Written task: Extract the listing in its entirety, keeping each line identical to the original.

Source data:
>>>>>

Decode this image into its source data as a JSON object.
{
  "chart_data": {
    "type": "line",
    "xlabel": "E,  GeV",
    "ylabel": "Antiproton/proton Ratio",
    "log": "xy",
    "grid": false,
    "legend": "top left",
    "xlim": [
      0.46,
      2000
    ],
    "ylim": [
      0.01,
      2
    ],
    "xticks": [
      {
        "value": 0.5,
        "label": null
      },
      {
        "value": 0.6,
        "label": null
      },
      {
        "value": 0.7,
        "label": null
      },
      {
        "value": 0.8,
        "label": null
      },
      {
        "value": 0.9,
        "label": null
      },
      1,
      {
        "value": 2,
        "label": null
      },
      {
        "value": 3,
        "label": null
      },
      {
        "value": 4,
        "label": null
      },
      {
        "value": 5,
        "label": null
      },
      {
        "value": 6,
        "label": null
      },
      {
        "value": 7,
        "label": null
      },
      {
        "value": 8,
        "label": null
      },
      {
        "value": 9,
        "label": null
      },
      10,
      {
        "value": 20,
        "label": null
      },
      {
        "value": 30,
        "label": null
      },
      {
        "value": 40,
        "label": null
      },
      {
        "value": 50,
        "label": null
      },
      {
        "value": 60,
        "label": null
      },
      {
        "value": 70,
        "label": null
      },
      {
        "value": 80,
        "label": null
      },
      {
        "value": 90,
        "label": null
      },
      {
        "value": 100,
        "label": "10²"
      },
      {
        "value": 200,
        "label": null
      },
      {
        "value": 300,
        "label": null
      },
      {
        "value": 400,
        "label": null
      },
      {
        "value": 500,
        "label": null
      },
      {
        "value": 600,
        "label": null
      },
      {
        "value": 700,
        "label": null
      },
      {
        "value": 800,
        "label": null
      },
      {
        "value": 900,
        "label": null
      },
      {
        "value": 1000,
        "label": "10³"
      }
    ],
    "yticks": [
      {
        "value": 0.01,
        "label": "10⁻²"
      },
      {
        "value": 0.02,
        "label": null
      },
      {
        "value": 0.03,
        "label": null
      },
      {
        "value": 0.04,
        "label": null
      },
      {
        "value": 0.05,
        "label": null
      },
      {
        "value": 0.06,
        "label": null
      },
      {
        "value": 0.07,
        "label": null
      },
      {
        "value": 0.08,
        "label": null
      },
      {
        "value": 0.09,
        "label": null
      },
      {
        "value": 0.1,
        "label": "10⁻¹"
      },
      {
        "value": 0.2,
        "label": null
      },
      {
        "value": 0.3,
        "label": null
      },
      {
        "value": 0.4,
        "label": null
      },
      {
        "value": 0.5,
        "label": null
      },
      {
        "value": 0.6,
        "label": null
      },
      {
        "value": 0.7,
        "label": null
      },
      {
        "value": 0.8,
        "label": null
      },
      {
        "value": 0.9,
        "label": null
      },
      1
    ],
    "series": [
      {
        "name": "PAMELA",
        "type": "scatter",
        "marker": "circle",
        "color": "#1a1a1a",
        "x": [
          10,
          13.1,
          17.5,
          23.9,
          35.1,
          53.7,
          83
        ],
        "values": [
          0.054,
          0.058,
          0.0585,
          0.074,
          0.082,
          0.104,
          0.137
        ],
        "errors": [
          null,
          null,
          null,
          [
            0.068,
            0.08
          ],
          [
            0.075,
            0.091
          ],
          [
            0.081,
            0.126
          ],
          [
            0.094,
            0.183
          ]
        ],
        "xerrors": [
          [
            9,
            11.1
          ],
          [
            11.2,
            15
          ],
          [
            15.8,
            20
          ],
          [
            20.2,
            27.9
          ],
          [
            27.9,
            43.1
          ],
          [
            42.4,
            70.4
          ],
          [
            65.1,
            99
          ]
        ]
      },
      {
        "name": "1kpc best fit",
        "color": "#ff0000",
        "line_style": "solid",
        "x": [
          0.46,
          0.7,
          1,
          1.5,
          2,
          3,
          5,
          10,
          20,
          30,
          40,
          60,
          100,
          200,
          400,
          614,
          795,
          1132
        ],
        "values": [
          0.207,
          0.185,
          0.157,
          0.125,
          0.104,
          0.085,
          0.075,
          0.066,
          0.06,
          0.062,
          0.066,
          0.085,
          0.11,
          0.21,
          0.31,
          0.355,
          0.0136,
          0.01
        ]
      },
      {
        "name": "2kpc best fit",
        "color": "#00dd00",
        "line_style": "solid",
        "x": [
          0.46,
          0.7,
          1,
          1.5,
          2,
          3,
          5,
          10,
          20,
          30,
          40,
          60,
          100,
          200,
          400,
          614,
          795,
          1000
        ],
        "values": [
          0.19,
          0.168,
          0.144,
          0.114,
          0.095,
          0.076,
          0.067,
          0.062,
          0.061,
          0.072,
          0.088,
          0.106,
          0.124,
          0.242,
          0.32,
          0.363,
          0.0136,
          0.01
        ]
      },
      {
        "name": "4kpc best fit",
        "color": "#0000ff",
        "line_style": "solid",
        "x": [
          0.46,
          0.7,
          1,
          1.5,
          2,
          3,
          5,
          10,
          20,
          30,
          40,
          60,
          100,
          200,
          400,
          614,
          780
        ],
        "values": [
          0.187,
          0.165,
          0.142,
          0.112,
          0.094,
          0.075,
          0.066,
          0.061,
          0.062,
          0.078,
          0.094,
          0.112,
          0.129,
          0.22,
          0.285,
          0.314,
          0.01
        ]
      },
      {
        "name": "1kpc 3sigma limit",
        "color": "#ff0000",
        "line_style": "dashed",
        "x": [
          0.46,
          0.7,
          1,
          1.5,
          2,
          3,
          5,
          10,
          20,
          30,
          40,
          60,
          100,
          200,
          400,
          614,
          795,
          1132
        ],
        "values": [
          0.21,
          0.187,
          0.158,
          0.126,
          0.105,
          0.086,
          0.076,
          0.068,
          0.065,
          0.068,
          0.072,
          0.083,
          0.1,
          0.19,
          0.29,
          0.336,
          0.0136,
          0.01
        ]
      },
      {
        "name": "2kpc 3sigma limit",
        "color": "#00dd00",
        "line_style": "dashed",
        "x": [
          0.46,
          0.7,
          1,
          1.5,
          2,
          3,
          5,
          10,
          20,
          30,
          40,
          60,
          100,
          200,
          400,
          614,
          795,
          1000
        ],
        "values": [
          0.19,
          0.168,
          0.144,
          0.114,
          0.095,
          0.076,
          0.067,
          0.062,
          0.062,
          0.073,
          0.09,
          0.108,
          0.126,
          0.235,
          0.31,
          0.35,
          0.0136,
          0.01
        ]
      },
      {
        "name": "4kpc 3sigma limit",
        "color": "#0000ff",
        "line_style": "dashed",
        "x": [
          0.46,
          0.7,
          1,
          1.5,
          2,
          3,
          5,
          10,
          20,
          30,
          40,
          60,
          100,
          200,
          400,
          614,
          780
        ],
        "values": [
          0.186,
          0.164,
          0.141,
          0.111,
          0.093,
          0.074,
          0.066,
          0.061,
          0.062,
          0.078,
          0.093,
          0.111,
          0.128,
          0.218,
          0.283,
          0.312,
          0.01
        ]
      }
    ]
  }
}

<<<<<

Answer to the task:
Decode this image into its source data as a JSON object.
{
  "chart_data": {
    "type": "line",
    "xlabel": "E,  GeV",
    "ylabel": "Antiproton/proton Ratio",
    "log": "xy",
    "grid": false,
    "legend": "top left",
    "xlim": [
      0.46,
      2000
    ],
    "ylim": [
      0.01,
      2
    ],
    "xticks": [
      {
        "value": 0.5,
        "label": null
      },
      {
        "value": 0.6,
        "label": null
      },
      {
        "value": 0.7,
        "label": null
      },
      {
        "value": 0.8,
        "label": null
      },
      {
        "value": 0.9,
        "label": null
      },
      1,
      {
        "value": 2,
        "label": null
      },
      {
        "value": 3,
        "label": null
      },
      {
        "value": 4,
        "label": null
      },
      {
        "value": 5,
        "label": null
      },
      {
        "value": 6,
        "label": null
      },
      {
        "value": 7,
        "label": null
      },
      {
        "value": 8,
        "label": null
      },
      {
        "value": 9,
        "label": null
      },
      10,
      {
        "value": 20,
        "label": null
      },
      {
        "value": 30,
        "label": null
      },
      {
        "value": 40,
        "label": null
      },
      {
        "value": 50,
        "label": null
      },
      {
        "value": 60,
        "label": null
      },
      {
        "value": 70,
        "label": null
      },
      {
        "value": 80,
        "label": null
      },
      {
        "value": 90,
        "label": null
      },
      {
        "value": 100,
        "label": "10²"
      },
      {
        "value": 200,
        "label": null
      },
      {
        "value": 300,
        "label": null
      },
      {
        "value": 400,
        "label": null
      },
      {
        "value": 500,
        "label": null
      },
      {
        "value": 600,
        "label": null
      },
      {
        "value": 700,
        "label": null
      },
      {
        "value": 800,
        "label": null
      },
      {
        "value": 900,
        "label": null
      },
      {
        "value": 1000,
        "label": "10³"
      }
    ],
    "yticks": [
      {
        "value": 0.01,
        "label": "10⁻²"
      },
      {
        "value": 0.02,
        "label": null
      },
      {
        "value": 0.03,
        "label": null
      },
      {
        "value": 0.04,
        "label": null
      },
      {
        "value": 0.05,
        "label": null
      },
      {
        "value": 0.06,
        "label": null
      },
      {
        "value": 0.07,
        "label": null
      },
      {
        "value": 0.08,
        "label": null
      },
      {
        "value": 0.09,
        "label": null
      },
      {
        "value": 0.1,
        "label": "10⁻¹"
      },
      {
        "value": 0.2,
        "label": null
      },
      {
        "value": 0.3,
        "label": null
      },
      {
        "value": 0.4,
        "label": null
      },
      {
        "value": 0.5,
        "label": null
      },
      {
        "value": 0.6,
        "label": null
      },
      {
        "value": 0.7,
        "label": null
      },
      {
        "value": 0.8,
        "label": null
      },
      {
        "value": 0.9,
        "label": null
      },
      1
    ],
    "series": [
      {
        "name": "PAMELA",
        "type": "scatter",
        "marker": "circle",
        "color": "#1a1a1a",
        "x": [
          10,
          13.1,
          17.5,
          23.9,
          35.1,
          53.7,
          83
        ],
        "values": [
          0.054,
          0.058,
          0.0585,
          0.074,
          0.082,
          0.104,
          0.137
        ],
        "errors": [
          null,
          null,
          null,
          [
            0.068,
            0.08
          ],
          [
            0.075,
            0.091
          ],
          [
            0.081,
            0.126
          ],
          [
            0.094,
            0.183
          ]
        ],
        "xerrors": [
          [
            9,
            11.1
          ],
          [
            11.2,
            15
          ],
          [
            15.8,
            20
          ],
          [
            20.2,
            27.9
          ],
          [
            27.9,
            43.1
          ],
          [
            42.4,
            70.4
          ],
          [
            65.1,
            99
          ]
        ]
      },
      {
        "name": "1kpc best fit",
        "color": "#ff0000",
        "line_style": "solid",
        "x": [
          0.46,
          0.7,
          1,
          1.5,
          2,
          3,
          5,
          10,
          20,
          30,
          40,
          60,
          100,
          200,
          400,
          614,
          795,
          1132
        ],
        "values": [
          0.207,
          0.185,
          0.157,
          0.125,
          0.104,
          0.085,
          0.075,
          0.066,
          0.06,
          0.062,
          0.066,
          0.085,
          0.11,
          0.21,
          0.31,
          0.355,
          0.0136,
          0.01
        ]
      },
      {
        "name": "2kpc best fit",
        "color": "#00dd00",
        "line_style": "solid",
        "x": [
          0.46,
          0.7,
          1,
          1.5,
          2,
          3,
          5,
          10,
          20,
          30,
          40,
          60,
          100,
          200,
          400,
          614,
          795,
          1000
        ],
        "values": [
          0.19,
          0.168,
          0.144,
          0.114,
          0.095,
          0.076,
          0.067,
          0.062,
          0.061,
          0.072,
          0.088,
          0.106,
          0.124,
          0.242,
          0.32,
          0.363,
          0.0136,
          0.01
        ]
      },
      {
        "name": "4kpc best fit",
        "color": "#0000ff",
        "line_style": "solid",
        "x": [
          0.46,
          0.7,
          1,
          1.5,
          2,
          3,
          5,
          10,
          20,
          30,
          40,
          60,
          100,
          200,
          400,
          614,
          780
        ],
        "values": [
          0.187,
          0.165,
          0.142,
          0.112,
          0.094,
          0.075,
          0.066,
          0.061,
          0.062,
          0.078,
          0.094,
          0.112,
          0.129,
          0.22,
          0.285,
          0.314,
          0.01
        ]
      },
      {
        "name": "1kpc 3sigma limit",
        "color": "#ff0000",
        "line_style": "dashed",
        "x": [
          0.46,
          0.7,
          1,
          1.5,
          2,
          3,
          5,
          10,
          20,
          30,
          40,
          60,
          100,
          200,
          400,
          614,
          795,
          1132
        ],
        "values": [
          0.21,
          0.187,
          0.158,
          0.126,
          0.105,
          0.086,
          0.076,
          0.068,
          0.065,
          0.068,
          0.072,
          0.083,
          0.1,
          0.19,
          0.29,
          0.336,
          0.0136,
          0.01
        ]
      },
      {
        "name": "2kpc 3sigma limit",
        "color": "#00dd00",
        "line_style": "dashed",
        "x": [
          0.46,
          0.7,
          1,
          1.5,
          2,
          3,
          5,
          10,
          20,
          30,
          40,
          60,
          100,
          200,
          400,
          614,
          795,
          1000
        ],
        "values": [
          0.19,
          0.168,
          0.144,
          0.114,
          0.095,
          0.076,
          0.067,
          0.062,
          0.062,
          0.073,
          0.09,
          0.108,
          0.126,
          0.235,
          0.31,
          0.35,
          0.0136,
          0.01
        ]
      },
      {
        "name": "4kpc 3sigma limit",
        "color": "#0000ff",
        "line_style": "dashed",
        "x": [
          0.46,
          0.7,
          1,
          1.5,
          2,
          3,
          5,
          10,
          20,
          30,
          40,
          60,
          100,
          200,
          400,
          614,
          780
        ],
        "values": [
          0.186,
          0.164,
          0.141,
          0.111,
          0.093,
          0.074,
          0.066,
          0.061,
          0.062,
          0.078,
          0.093,
          0.111,
          0.128,
          0.218,
          0.283,
          0.312,
          0.01
        ]
      }
    ]
  }
}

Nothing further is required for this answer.